* **Collected data**:
BEGIN
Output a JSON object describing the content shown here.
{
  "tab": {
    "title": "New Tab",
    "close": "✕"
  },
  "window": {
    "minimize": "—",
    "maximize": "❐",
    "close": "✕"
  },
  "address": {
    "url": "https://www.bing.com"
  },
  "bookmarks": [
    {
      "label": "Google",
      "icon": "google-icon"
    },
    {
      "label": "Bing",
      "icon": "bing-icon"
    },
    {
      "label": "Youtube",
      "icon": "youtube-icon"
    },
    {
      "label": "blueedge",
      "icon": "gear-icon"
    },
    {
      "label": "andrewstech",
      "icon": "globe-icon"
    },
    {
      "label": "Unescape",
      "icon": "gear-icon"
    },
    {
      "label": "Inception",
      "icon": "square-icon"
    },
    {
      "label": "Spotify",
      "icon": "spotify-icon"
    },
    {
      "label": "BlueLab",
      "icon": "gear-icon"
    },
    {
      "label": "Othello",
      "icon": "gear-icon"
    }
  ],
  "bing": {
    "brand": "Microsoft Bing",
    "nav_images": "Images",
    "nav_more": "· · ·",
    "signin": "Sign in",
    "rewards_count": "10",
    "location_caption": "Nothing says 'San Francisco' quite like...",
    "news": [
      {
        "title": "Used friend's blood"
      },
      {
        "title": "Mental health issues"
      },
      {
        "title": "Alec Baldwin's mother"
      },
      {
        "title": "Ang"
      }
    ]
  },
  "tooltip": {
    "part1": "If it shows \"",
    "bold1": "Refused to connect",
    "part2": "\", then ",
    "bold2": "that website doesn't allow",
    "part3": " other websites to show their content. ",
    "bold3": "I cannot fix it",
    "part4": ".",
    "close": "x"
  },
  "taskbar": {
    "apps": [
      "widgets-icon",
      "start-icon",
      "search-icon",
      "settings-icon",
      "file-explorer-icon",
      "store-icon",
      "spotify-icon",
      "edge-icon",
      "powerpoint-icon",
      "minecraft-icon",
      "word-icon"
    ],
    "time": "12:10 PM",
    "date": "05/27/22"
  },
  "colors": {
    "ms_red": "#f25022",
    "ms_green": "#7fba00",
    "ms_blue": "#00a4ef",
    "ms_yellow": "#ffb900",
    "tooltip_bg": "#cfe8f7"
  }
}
END
* **AIM**:
Repeat every line of the material exactly as given.

* **TASK RESPONSE**:
Output a JSON object describing the content shown here.
{
  "tab": {
    "title": "New Tab",
    "close": "✕"
  },
  "window": {
    "minimize": "—",
    "maximize": "❐",
    "close": "✕"
  },
  "address": {
    "url": "https://www.bing.com"
  },
  "bookmarks": [
    {
      "label": "Google",
      "icon": "google-icon"
    },
    {
      "label": "Bing",
      "icon": "bing-icon"
    },
    {
      "label": "Youtube",
      "icon": "youtube-icon"
    },
    {
      "label": "blueedge",
      "icon": "gear-icon"
    },
    {
      "label": "andrewstech",
      "icon": "globe-icon"
    },
    {
      "label": "Unescape",
      "icon": "gear-icon"
    },
    {
      "label": "Inception",
      "icon": "square-icon"
    },
    {
      "label": "Spotify",
      "icon": "spotify-icon"
    },
    {
      "label": "BlueLab",
      "icon": "gear-icon"
    },
    {
      "label": "Othello",
      "icon": "gear-icon"
    }
  ],
  "bing": {
    "brand": "Microsoft Bing",
    "nav_images": "Images",
    "nav_more": "· · ·",
    "signin": "Sign in",
    "rewards_count": "10",
    "location_caption": "Nothing says 'San Francisco' quite like...",
    "news": [
      {
        "title": "Used friend's blood"
      },
      {
        "title": "Mental health issues"
      },
      {
        "title": "Alec Baldwin's mother"
      },
      {
        "title": "Ang"
      }
    ]
  },
  "tooltip": {
    "part1": "If it shows \"",
    "bold1": "Refused to connect",
    "part2": "\", then ",
    "bold2": "that website doesn't allow",
    "part3": " other websites to show their content. ",
    "bold3": "I cannot fix it",
    "part4": ".",
    "close": "x"
  },
  "taskbar": {
    "apps": [
      "widgets-icon",
      "start-icon",
      "search-icon",
      "settings-icon",
      "file-explorer-icon",
      "store-icon",
      "spotify-icon",
      "edge-icon",
      "powerpoint-icon",
      "minecraft-icon",
      "word-icon"
    ],
    "time": "12:10 PM",
    "date": "05/27/22"
  },
  "colors": {
    "ms_red": "#f25022",
    "ms_green": "#7fba00",
    "ms_blue": "#00a4ef",
    "ms_yellow": "#ffb900",
    "tooltip_bg": "#cfe8f7"
  }
}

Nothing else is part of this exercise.